Copy all lines holding the word "Parental" from the entries.
-- Start Raw data --
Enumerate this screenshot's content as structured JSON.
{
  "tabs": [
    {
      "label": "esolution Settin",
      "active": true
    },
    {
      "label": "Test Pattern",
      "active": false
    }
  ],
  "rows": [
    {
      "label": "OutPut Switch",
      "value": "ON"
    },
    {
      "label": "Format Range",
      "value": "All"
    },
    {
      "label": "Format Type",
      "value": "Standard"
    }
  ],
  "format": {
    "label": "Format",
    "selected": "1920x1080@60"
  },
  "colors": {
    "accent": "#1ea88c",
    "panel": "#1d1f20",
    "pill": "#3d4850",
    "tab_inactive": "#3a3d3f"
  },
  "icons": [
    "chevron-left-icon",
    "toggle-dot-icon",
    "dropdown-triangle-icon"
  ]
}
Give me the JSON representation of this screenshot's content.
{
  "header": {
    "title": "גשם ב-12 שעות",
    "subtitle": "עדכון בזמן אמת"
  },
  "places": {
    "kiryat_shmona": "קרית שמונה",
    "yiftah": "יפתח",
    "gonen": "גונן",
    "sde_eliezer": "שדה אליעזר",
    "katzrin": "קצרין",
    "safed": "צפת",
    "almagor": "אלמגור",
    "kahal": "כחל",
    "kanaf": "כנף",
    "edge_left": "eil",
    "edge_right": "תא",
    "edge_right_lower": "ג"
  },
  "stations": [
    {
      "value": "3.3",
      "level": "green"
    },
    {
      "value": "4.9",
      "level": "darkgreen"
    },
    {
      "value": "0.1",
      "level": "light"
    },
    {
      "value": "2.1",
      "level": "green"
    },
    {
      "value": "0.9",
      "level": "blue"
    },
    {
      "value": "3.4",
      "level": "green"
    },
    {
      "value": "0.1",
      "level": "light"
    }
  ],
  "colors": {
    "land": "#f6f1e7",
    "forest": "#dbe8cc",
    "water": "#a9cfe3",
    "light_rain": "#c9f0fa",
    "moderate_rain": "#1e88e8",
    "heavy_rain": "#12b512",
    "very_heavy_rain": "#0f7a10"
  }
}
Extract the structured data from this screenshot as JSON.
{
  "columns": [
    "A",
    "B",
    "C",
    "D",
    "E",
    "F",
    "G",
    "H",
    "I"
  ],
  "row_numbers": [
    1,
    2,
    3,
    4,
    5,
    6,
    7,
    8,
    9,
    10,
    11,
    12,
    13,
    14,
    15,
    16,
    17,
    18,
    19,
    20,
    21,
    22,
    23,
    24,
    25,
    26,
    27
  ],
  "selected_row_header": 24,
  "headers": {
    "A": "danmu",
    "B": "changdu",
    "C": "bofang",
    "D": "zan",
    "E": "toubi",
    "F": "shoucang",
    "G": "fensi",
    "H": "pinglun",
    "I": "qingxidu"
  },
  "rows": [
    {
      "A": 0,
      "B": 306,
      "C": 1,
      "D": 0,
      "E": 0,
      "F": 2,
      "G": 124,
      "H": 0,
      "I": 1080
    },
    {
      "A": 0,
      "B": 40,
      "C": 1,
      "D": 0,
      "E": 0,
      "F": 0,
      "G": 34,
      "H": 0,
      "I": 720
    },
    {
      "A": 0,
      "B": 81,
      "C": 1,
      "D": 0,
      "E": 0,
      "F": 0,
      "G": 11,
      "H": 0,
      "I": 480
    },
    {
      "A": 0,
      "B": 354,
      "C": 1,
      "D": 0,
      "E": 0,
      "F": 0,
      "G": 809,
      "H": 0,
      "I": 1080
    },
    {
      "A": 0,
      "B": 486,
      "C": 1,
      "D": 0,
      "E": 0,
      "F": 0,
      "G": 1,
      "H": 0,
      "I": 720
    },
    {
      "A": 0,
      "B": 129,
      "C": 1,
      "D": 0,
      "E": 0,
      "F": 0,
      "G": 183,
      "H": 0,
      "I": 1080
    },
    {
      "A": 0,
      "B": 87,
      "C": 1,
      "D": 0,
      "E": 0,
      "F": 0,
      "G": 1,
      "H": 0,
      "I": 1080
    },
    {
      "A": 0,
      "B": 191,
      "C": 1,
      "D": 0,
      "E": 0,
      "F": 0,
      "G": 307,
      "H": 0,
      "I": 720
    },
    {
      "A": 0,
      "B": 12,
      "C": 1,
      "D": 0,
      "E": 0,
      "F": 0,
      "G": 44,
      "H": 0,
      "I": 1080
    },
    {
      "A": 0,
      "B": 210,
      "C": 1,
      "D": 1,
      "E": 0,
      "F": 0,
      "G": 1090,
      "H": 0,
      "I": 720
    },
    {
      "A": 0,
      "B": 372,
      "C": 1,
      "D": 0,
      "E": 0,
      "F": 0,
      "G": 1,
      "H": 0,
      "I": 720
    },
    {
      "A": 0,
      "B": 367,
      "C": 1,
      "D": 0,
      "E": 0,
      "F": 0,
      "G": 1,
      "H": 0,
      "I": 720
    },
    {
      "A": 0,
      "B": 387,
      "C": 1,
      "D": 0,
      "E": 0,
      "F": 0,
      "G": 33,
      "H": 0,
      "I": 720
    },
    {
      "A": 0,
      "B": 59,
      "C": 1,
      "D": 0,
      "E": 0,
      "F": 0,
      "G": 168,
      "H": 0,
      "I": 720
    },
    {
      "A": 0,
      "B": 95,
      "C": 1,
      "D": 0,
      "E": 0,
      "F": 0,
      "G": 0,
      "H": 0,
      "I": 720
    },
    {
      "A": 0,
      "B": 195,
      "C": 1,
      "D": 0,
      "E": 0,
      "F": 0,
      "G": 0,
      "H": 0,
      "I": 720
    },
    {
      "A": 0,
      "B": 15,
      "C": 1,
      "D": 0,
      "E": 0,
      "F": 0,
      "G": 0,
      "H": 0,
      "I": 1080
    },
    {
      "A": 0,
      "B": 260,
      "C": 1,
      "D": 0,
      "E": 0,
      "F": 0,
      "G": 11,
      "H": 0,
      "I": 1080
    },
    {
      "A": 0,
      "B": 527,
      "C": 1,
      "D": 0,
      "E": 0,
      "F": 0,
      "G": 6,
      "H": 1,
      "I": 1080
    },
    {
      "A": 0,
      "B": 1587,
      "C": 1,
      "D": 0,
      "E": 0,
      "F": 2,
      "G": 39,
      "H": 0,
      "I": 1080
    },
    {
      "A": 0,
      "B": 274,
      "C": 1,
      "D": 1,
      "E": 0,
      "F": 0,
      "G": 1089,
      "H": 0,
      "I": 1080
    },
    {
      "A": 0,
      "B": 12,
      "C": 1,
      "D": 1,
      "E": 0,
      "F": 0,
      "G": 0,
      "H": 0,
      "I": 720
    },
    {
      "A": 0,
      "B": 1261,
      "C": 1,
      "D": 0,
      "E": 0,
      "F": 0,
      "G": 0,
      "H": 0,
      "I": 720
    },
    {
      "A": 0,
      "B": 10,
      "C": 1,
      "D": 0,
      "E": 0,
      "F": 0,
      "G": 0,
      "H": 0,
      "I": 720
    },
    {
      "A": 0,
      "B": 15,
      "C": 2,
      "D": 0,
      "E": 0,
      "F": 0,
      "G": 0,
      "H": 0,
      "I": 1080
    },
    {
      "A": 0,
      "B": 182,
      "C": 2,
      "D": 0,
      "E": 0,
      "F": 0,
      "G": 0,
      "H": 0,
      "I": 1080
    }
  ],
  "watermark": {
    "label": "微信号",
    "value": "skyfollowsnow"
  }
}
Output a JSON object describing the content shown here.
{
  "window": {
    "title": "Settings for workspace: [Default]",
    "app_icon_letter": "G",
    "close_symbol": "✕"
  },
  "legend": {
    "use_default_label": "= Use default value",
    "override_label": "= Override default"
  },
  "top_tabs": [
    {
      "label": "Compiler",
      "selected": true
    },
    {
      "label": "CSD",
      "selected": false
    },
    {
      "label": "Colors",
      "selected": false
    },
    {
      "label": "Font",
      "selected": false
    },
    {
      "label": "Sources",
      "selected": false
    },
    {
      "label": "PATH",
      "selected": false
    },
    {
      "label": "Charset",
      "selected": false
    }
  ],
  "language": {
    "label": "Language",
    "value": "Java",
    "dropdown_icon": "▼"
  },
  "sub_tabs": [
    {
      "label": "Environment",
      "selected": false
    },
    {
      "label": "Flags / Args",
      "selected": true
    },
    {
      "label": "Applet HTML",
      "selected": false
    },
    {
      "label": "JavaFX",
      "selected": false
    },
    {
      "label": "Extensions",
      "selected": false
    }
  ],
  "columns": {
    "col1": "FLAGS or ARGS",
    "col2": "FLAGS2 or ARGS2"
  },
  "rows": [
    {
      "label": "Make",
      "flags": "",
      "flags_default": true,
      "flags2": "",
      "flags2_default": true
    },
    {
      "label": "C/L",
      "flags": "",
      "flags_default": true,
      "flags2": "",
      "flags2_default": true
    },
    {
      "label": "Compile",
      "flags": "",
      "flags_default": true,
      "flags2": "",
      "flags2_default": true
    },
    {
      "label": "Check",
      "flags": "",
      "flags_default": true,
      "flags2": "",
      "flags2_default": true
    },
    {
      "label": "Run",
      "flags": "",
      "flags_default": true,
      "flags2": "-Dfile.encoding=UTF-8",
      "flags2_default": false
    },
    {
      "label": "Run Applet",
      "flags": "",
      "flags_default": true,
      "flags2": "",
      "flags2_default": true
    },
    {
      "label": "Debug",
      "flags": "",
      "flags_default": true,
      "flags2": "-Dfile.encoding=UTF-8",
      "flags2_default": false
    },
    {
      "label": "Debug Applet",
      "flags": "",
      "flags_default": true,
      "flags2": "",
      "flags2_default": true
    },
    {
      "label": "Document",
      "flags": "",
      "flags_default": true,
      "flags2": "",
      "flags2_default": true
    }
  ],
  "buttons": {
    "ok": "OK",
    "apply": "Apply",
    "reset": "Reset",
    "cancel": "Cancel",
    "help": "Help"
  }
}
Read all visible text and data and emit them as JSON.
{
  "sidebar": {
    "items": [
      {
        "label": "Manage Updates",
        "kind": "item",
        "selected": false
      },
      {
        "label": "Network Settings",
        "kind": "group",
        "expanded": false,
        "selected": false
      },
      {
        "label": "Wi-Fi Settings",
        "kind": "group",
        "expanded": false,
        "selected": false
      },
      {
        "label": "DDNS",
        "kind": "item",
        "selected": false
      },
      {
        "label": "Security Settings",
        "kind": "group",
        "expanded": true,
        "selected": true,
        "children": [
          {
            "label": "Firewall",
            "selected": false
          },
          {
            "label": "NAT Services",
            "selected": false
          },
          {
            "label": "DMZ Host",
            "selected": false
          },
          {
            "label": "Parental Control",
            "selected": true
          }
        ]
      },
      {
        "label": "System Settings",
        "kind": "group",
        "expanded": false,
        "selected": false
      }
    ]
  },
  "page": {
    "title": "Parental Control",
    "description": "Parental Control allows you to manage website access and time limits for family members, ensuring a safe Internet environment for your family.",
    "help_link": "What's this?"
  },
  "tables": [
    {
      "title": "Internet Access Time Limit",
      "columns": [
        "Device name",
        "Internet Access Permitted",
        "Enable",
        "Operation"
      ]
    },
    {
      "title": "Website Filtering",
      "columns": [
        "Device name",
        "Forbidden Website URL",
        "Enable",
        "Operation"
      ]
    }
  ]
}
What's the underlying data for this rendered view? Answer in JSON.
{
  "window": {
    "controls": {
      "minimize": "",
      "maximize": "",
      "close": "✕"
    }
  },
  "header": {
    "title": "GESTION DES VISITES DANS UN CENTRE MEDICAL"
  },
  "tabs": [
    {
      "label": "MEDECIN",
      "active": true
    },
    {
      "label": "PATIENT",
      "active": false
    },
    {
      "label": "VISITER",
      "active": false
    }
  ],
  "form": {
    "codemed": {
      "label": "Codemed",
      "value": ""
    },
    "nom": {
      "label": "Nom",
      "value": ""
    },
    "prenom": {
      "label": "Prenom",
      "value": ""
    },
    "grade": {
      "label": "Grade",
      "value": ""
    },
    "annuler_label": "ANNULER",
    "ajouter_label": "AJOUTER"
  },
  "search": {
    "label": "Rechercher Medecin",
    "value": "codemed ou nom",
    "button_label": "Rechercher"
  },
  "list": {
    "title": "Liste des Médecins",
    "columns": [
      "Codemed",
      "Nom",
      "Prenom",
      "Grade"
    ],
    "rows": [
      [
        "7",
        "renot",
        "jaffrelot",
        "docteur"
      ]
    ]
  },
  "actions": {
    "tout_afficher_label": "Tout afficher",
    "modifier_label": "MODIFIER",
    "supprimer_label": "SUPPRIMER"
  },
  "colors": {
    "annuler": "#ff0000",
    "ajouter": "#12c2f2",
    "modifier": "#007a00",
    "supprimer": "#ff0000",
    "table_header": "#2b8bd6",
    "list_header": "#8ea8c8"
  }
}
-- End Raw data --
● **Answer to the problem**
            "label": "Parental Control",
    "title": "Parental Control",
    "description": "Parental Control allows you to manage website access and time limits for family members, ensuring a safe Internet environment for your family.",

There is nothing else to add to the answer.